+++ SUPPLIED MATERIAL

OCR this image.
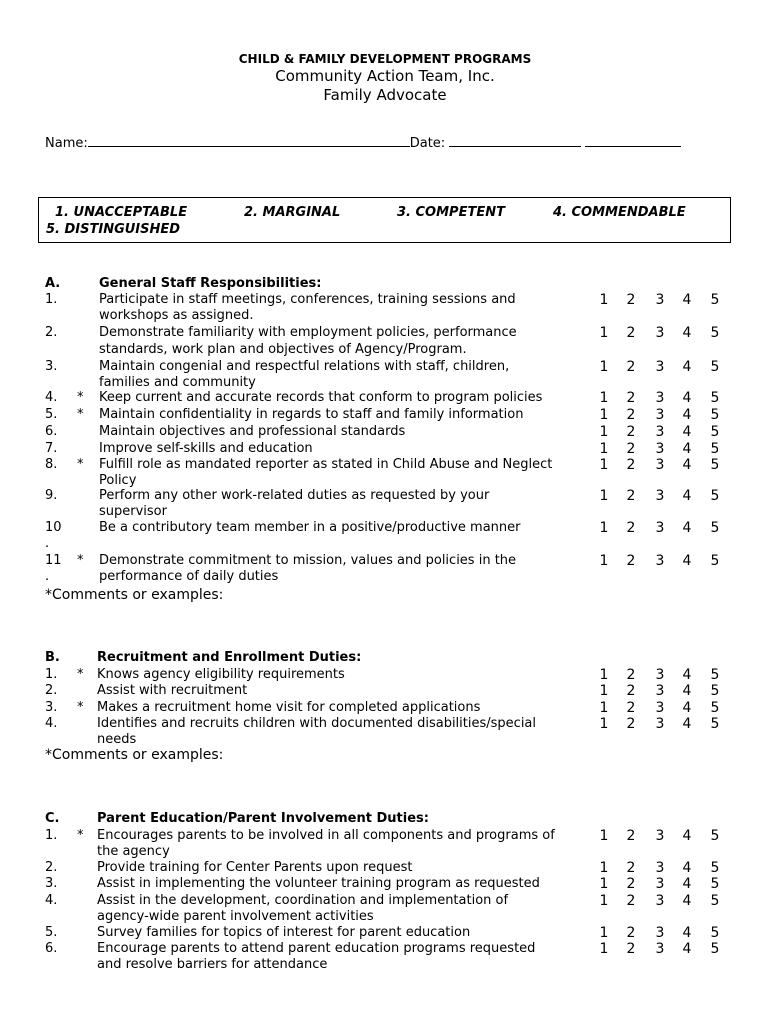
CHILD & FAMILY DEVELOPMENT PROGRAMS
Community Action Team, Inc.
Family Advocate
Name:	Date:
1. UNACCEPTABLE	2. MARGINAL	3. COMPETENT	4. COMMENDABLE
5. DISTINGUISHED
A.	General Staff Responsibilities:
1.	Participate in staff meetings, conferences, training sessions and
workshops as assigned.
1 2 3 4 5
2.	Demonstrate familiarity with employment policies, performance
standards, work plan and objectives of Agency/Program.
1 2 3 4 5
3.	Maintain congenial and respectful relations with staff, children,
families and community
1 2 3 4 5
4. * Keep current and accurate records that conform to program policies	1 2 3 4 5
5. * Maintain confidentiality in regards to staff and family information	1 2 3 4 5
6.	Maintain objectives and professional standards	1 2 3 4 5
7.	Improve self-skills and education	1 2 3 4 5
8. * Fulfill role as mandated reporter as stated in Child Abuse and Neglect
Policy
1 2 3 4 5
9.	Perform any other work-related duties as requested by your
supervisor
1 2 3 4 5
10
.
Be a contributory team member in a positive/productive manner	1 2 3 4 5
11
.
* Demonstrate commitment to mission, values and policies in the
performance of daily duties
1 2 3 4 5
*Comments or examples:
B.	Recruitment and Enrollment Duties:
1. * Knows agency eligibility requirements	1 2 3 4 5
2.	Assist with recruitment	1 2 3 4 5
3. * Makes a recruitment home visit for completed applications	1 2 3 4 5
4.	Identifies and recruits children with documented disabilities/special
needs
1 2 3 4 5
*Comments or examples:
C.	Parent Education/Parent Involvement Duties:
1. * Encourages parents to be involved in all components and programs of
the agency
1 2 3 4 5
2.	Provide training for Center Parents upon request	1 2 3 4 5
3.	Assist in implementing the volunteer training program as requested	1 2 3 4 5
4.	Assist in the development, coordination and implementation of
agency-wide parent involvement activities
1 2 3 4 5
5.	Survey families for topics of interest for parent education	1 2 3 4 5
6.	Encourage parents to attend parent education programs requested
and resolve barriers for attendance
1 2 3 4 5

++++++

### [YOUR TASK]
Look through the entries above and count each line holding "Demonstrate"; report the count alone.

### [CORRECT OUTPUT]
2